Source data:
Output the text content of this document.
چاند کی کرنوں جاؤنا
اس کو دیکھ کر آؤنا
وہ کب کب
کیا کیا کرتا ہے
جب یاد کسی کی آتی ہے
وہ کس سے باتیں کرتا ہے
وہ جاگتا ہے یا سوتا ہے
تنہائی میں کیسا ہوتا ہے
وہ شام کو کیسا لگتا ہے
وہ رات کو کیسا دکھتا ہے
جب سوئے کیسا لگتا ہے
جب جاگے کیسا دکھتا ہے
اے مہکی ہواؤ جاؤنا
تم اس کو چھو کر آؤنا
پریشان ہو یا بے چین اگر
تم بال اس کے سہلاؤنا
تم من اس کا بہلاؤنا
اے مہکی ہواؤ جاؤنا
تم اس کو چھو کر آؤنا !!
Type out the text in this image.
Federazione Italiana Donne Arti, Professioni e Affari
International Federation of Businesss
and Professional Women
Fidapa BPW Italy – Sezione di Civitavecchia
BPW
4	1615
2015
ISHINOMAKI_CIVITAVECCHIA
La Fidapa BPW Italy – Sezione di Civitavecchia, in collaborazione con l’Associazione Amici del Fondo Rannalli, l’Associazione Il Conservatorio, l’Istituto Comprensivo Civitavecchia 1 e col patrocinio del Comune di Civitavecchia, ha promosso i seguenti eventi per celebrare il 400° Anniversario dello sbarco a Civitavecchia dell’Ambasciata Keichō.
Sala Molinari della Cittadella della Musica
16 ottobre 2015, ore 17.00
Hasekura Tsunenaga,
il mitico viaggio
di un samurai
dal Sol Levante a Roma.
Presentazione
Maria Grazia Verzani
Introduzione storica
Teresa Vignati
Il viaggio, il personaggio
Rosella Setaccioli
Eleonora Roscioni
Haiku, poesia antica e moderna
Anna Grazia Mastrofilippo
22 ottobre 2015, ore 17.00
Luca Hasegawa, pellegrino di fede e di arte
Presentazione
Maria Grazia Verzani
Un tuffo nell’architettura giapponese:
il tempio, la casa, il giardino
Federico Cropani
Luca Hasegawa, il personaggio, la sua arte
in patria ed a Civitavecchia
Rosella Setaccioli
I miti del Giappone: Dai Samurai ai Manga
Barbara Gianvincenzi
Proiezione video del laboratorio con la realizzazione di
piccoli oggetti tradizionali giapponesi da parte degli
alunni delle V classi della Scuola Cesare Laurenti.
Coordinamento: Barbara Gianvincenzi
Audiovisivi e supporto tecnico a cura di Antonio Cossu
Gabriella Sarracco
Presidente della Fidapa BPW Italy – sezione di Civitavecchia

Work required:
Out of the records, collect only those lines that contain the string "کیسا".

Right answer:
تنہائی میں کیسا ہوتا ہے
وہ شام کو کیسا لگتا ہے
وہ رات کو کیسا دکھتا ہے
جب سوئے کیسا لگتا ہے
جب جاگے کیسا دکھتا ہے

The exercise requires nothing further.